• GIVEN INSTRUCTION: Write the material out again exactly.

Stored data entries
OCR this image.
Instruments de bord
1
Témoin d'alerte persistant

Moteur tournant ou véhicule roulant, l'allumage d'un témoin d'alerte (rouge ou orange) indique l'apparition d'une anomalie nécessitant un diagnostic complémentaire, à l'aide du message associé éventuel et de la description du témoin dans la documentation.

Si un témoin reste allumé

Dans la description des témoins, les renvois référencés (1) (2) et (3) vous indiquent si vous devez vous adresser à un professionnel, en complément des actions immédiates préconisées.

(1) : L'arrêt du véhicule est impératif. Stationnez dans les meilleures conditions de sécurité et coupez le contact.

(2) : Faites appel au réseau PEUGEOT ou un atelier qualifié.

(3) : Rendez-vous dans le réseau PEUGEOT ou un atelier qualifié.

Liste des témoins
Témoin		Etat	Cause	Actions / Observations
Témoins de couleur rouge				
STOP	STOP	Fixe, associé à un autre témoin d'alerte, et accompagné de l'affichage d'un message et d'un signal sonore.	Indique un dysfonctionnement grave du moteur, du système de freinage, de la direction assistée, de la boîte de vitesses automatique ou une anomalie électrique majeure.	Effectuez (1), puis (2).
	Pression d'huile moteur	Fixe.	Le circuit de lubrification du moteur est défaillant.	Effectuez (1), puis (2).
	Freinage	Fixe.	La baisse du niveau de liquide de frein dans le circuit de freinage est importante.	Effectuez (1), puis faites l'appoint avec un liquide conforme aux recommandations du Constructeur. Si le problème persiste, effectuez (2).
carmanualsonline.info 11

• WRITTEN SOLUTION:
OCR this image.
Instruments de bord
1
Témoin d'alerte persistant

Moteur tournant ou véhicule roulant, l'allumage d'un témoin d'alerte (rouge ou orange) indique l'apparition d'une anomalie nécessitant un diagnostic complémentaire, à l'aide du message associé éventuel et de la description du témoin dans la documentation.

Si un témoin reste allumé

Dans la description des témoins, les renvois référencés (1) (2) et (3) vous indiquent si vous devez vous adresser à un professionnel, en complément des actions immédiates préconisées.

(1) : L'arrêt du véhicule est impératif. Stationnez dans les meilleures conditions de sécurité et coupez le contact.

(2) : Faites appel au réseau PEUGEOT ou un atelier qualifié.

(3) : Rendez-vous dans le réseau PEUGEOT ou un atelier qualifié.

Liste des témoins
Témoin		Etat	Cause	Actions / Observations
Témoins de couleur rouge				
STOP	STOP	Fixe, associé à un autre témoin d'alerte, et accompagné de l'affichage d'un message et d'un signal sonore.	Indique un dysfonctionnement grave du moteur, du système de freinage, de la direction assistée, de la boîte de vitesses automatique ou une anomalie électrique majeure.	Effectuez (1), puis (2).
	Pression d'huile moteur	Fixe.	Le circuit de lubrification du moteur est défaillant.	Effectuez (1), puis (2).
	Freinage	Fixe.	La baisse du niveau de liquide de frein dans le circuit de freinage est importante.	Effectuez (1), puis faites l'appoint avec un liquide conforme aux recommandations du Constructeur. Si le problème persiste, effectuez (2).
carmanualsonline.info 11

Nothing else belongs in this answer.